The task: Repeat every record below exactly as written.

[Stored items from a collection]
==============================

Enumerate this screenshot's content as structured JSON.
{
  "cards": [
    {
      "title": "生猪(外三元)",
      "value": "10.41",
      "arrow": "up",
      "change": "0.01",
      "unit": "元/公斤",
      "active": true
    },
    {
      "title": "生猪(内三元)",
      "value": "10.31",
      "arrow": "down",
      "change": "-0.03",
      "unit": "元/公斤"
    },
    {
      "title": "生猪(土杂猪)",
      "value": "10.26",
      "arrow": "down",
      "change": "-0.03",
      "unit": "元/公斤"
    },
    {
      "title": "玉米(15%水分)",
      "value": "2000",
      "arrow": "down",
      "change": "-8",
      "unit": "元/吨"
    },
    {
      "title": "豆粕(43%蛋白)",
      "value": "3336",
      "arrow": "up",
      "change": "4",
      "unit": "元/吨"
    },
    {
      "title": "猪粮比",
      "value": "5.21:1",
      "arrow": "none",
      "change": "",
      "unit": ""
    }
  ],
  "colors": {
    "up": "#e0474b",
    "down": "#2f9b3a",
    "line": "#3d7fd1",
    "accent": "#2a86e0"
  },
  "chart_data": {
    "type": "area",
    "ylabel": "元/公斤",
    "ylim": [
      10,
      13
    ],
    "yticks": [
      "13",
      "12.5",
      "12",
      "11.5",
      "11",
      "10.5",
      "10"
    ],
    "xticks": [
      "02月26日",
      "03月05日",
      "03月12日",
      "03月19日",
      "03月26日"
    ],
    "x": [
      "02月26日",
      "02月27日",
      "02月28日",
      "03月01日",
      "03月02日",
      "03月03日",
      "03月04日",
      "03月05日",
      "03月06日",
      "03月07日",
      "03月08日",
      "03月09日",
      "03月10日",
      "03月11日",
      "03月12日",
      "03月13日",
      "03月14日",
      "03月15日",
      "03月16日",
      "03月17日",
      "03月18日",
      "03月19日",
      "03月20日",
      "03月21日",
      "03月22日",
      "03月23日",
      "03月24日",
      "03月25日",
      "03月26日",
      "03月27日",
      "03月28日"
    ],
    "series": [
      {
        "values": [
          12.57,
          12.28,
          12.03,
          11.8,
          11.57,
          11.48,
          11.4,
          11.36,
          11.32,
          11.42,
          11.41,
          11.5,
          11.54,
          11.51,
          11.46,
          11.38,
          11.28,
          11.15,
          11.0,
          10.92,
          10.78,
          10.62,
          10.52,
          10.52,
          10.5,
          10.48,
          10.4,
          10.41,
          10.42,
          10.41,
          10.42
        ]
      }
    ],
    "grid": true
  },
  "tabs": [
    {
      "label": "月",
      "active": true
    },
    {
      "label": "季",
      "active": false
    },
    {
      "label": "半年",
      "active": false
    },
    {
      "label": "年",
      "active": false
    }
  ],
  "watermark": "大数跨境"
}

==============================

Complete output:
Enumerate this screenshot's content as structured JSON.
{
  "cards": [
    {
      "title": "生猪(外三元)",
      "value": "10.41",
      "arrow": "up",
      "change": "0.01",
      "unit": "元/公斤",
      "active": true
    },
    {
      "title": "生猪(内三元)",
      "value": "10.31",
      "arrow": "down",
      "change": "-0.03",
      "unit": "元/公斤"
    },
    {
      "title": "生猪(土杂猪)",
      "value": "10.26",
      "arrow": "down",
      "change": "-0.03",
      "unit": "元/公斤"
    },
    {
      "title": "玉米(15%水分)",
      "value": "2000",
      "arrow": "down",
      "change": "-8",
      "unit": "元/吨"
    },
    {
      "title": "豆粕(43%蛋白)",
      "value": "3336",
      "arrow": "up",
      "change": "4",
      "unit": "元/吨"
    },
    {
      "title": "猪粮比",
      "value": "5.21:1",
      "arrow": "none",
      "change": "",
      "unit": ""
    }
  ],
  "colors": {
    "up": "#e0474b",
    "down": "#2f9b3a",
    "line": "#3d7fd1",
    "accent": "#2a86e0"
  },
  "chart_data": {
    "type": "area",
    "ylabel": "元/公斤",
    "ylim": [
      10,
      13
    ],
    "yticks": [
      "13",
      "12.5",
      "12",
      "11.5",
      "11",
      "10.5",
      "10"
    ],
    "xticks": [
      "02月26日",
      "03月05日",
      "03月12日",
      "03月19日",
      "03月26日"
    ],
    "x": [
      "02月26日",
      "02月27日",
      "02月28日",
      "03月01日",
      "03月02日",
      "03月03日",
      "03月04日",
      "03月05日",
      "03月06日",
      "03月07日",
      "03月08日",
      "03月09日",
      "03月10日",
      "03月11日",
      "03月12日",
      "03月13日",
      "03月14日",
      "03月15日",
      "03月16日",
      "03月17日",
      "03月18日",
      "03月19日",
      "03月20日",
      "03月21日",
      "03月22日",
      "03月23日",
      "03月24日",
      "03月25日",
      "03月26日",
      "03月27日",
      "03月28日"
    ],
    "series": [
      {
        "values": [
          12.57,
          12.28,
          12.03,
          11.8,
          11.57,
          11.48,
          11.4,
          11.36,
          11.32,
          11.42,
          11.41,
          11.5,
          11.54,
          11.51,
          11.46,
          11.38,
          11.28,
          11.15,
          11.0,
          10.92,
          10.78,
          10.62,
          10.52,
          10.52,
          10.5,
          10.48,
          10.4,
          10.41,
          10.42,
          10.41,
          10.42
        ]
      }
    ],
    "grid": true
  },
  "tabs": [
    {
      "label": "月",
      "active": true
    },
    {
      "label": "季",
      "active": false
    },
    {
      "label": "半年",
      "active": false
    },
    {
      "label": "年",
      "active": false
    }
  ],
  "watermark": "大数跨境"
}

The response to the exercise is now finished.